Image-based layout entries
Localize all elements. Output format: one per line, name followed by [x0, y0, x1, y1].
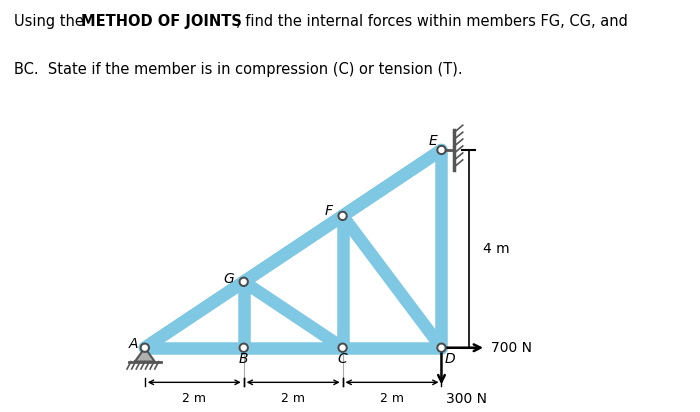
Circle shape [239, 343, 248, 352]
Text: 700 N: 700 N [491, 341, 532, 355]
Text: A: A [130, 337, 139, 351]
Text: 2 m: 2 m [182, 392, 206, 405]
Text: B: B [239, 352, 248, 366]
Circle shape [241, 345, 246, 350]
Text: , find the internal forces within members FG, CG, and: , find the internal forces within member… [236, 14, 627, 28]
Polygon shape [135, 348, 155, 362]
Text: 4 m: 4 m [484, 242, 510, 256]
Text: D: D [445, 352, 456, 366]
Text: E: E [428, 134, 437, 148]
Text: G: G [223, 272, 235, 286]
Circle shape [340, 345, 345, 350]
Text: 2 m: 2 m [380, 392, 404, 405]
Text: C: C [337, 352, 347, 366]
Circle shape [338, 343, 347, 352]
Text: Using the: Using the [14, 14, 88, 28]
Text: F: F [325, 204, 332, 218]
Text: 2 m: 2 m [281, 392, 305, 405]
Text: 300 N: 300 N [447, 392, 487, 406]
Circle shape [439, 147, 444, 152]
Circle shape [338, 211, 347, 220]
Circle shape [142, 345, 147, 350]
Text: BC.  State if the member is in compression (C) or tension (T).: BC. State if the member is in compressio… [14, 62, 463, 77]
Circle shape [141, 343, 149, 352]
Circle shape [239, 277, 248, 286]
Circle shape [241, 279, 246, 284]
Text: METHOD OF JOINTS: METHOD OF JOINTS [81, 14, 242, 28]
Circle shape [340, 213, 345, 218]
Circle shape [437, 145, 446, 154]
Circle shape [437, 343, 446, 352]
Circle shape [439, 345, 444, 350]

» What to produce: Can you pull every line out of the rows above and reproduce each one character for character, leaving the pictures out?

» Exercise response:
Localize all elements. Output format: one per line, name followed by [x0, y0, x1, y1].
Circle shape [239, 343, 248, 352]
Text: 700 N: 700 N [491, 341, 532, 355]
Text: A: A [130, 337, 139, 351]
Text: 2 m: 2 m [182, 392, 206, 405]
Text: B: B [239, 352, 248, 366]
Circle shape [241, 345, 246, 350]
Text: , find the internal forces within members FG, CG, and: , find the internal forces within member… [236, 14, 627, 28]
Polygon shape [135, 348, 155, 362]
Text: 4 m: 4 m [484, 242, 510, 256]
Text: D: D [445, 352, 456, 366]
Text: E: E [428, 134, 437, 148]
Text: G: G [223, 272, 235, 286]
Circle shape [340, 345, 345, 350]
Text: 2 m: 2 m [380, 392, 404, 405]
Text: C: C [337, 352, 347, 366]
Circle shape [338, 343, 347, 352]
Text: Using the: Using the [14, 14, 88, 28]
Text: F: F [325, 204, 332, 218]
Text: 2 m: 2 m [281, 392, 305, 405]
Text: 300 N: 300 N [447, 392, 487, 406]
Circle shape [439, 147, 444, 152]
Circle shape [338, 211, 347, 220]
Circle shape [142, 345, 147, 350]
Text: BC.  State if the member is in compression (C) or tension (T).: BC. State if the member is in compressio… [14, 62, 463, 77]
Circle shape [141, 343, 149, 352]
Circle shape [239, 277, 248, 286]
Circle shape [241, 279, 246, 284]
Text: METHOD OF JOINTS: METHOD OF JOINTS [81, 14, 242, 28]
Circle shape [340, 213, 345, 218]
Circle shape [437, 145, 446, 154]
Circle shape [437, 343, 446, 352]
Circle shape [439, 345, 444, 350]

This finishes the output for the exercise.